Goal: Show every line of the records below that contains the word "SDTVAR".

--- BEGIN ---

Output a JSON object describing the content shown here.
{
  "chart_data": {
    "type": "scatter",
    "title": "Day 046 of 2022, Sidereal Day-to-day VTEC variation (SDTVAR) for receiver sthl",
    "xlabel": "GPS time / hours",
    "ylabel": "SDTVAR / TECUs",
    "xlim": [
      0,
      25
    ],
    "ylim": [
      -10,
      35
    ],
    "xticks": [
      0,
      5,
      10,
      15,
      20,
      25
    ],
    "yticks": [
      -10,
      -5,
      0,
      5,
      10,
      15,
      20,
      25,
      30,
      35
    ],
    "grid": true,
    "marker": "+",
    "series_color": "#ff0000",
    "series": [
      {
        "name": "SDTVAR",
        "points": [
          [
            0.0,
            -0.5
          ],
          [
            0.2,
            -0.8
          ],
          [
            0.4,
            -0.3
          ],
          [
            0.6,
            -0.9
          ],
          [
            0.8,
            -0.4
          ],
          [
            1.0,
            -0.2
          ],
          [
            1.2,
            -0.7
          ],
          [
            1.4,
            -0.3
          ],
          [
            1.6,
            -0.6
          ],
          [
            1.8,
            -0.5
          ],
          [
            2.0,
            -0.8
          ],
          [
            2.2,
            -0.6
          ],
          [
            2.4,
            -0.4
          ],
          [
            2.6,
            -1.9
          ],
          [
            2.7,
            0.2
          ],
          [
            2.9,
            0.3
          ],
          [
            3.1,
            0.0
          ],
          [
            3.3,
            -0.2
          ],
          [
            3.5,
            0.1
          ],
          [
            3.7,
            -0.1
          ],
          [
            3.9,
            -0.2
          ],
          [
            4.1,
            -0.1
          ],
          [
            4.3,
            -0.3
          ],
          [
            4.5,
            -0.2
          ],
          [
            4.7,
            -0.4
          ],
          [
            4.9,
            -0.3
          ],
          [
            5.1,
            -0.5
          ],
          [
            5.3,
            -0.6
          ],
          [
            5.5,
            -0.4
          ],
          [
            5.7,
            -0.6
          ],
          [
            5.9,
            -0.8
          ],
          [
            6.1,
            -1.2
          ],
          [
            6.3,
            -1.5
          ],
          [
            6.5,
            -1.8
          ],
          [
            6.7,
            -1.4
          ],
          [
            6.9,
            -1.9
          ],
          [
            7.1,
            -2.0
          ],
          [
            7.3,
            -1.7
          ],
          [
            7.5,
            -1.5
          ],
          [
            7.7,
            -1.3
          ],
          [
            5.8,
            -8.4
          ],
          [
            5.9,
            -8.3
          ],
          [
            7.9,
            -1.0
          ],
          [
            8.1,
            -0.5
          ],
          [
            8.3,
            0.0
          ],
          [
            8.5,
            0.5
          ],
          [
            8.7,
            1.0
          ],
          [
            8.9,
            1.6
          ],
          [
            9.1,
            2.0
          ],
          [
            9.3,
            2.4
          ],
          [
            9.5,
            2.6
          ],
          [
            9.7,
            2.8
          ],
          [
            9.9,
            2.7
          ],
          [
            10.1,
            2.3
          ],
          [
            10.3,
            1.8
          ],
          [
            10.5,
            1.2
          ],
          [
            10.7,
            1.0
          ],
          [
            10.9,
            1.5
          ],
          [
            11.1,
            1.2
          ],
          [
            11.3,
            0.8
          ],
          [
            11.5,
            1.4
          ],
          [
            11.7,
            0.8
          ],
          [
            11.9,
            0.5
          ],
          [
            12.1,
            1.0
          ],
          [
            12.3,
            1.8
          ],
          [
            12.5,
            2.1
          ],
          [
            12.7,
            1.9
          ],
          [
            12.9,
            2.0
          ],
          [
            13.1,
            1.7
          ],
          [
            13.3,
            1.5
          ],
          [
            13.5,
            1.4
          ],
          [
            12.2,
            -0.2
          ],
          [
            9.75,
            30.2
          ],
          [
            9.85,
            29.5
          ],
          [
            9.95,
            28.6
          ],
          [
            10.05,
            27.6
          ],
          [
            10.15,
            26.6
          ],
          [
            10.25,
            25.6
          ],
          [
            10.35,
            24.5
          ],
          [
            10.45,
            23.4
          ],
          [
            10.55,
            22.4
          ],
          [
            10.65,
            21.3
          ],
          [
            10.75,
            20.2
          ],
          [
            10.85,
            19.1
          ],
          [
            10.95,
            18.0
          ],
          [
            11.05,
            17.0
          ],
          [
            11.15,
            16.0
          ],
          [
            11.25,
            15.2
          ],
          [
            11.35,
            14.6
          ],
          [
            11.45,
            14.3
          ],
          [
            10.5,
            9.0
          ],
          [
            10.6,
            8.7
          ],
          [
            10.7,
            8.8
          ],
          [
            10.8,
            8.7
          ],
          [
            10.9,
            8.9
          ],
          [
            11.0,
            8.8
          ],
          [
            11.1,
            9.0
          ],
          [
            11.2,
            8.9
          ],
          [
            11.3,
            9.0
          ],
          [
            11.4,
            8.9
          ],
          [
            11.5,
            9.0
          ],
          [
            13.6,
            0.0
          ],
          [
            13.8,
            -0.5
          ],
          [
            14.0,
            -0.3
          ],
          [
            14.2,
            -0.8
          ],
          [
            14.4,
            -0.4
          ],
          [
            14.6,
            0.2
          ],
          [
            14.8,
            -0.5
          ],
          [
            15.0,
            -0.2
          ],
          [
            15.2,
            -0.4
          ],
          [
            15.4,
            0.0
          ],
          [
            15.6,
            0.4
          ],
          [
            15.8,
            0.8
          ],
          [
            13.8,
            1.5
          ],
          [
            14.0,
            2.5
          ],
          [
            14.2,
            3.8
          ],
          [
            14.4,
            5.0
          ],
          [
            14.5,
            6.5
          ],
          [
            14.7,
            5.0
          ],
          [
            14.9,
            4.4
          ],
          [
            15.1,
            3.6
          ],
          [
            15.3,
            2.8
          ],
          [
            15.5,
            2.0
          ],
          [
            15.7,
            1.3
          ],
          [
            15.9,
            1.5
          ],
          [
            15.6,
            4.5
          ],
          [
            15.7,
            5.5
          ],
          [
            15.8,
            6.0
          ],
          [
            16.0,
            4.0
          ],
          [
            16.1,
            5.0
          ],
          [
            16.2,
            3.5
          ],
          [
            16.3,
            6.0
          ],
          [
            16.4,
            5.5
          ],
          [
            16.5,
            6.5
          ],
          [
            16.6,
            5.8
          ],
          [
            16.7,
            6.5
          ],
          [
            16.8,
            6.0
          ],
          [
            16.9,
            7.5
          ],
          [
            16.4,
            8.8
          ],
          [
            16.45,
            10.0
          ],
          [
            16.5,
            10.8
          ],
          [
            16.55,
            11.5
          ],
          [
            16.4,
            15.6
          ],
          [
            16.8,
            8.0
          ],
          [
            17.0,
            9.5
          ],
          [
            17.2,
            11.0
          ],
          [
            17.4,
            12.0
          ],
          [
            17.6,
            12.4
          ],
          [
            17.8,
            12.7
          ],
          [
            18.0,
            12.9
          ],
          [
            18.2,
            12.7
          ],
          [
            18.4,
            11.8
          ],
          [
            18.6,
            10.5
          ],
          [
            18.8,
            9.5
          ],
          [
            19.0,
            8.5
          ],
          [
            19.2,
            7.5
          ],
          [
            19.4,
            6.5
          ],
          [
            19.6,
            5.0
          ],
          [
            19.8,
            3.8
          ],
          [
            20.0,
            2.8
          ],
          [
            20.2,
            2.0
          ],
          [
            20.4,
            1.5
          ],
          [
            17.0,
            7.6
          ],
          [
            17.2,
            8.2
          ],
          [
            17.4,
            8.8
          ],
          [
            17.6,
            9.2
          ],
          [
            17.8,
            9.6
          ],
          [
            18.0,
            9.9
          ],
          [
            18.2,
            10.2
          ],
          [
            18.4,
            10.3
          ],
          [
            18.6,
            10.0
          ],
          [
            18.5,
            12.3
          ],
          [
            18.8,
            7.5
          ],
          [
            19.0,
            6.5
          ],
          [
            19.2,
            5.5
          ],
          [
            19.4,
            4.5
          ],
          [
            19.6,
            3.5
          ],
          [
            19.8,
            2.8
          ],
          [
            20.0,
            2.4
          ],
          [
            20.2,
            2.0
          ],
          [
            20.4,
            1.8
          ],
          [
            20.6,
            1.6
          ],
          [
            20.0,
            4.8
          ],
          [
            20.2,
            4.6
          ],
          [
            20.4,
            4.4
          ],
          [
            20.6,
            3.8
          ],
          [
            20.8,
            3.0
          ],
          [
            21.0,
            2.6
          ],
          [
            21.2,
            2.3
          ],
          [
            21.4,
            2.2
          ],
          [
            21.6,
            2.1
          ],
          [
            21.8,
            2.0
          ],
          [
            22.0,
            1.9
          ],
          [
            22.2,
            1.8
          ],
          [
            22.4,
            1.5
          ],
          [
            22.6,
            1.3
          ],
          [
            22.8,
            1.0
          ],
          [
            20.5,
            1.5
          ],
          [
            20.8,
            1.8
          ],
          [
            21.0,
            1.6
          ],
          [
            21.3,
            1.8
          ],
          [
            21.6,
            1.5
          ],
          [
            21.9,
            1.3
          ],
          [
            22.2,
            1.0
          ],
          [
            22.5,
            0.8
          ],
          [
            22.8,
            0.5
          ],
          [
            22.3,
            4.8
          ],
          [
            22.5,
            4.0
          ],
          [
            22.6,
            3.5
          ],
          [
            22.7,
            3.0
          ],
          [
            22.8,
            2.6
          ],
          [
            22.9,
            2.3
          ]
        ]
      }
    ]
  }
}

--- END ---

Task result:
    "title": "Day 046 of 2022, Sidereal Day-to-day VTEC variation (SDTVAR) for receiver sthl",
    "ylabel": "SDTVAR / TECUs",
        "name": "SDTVAR",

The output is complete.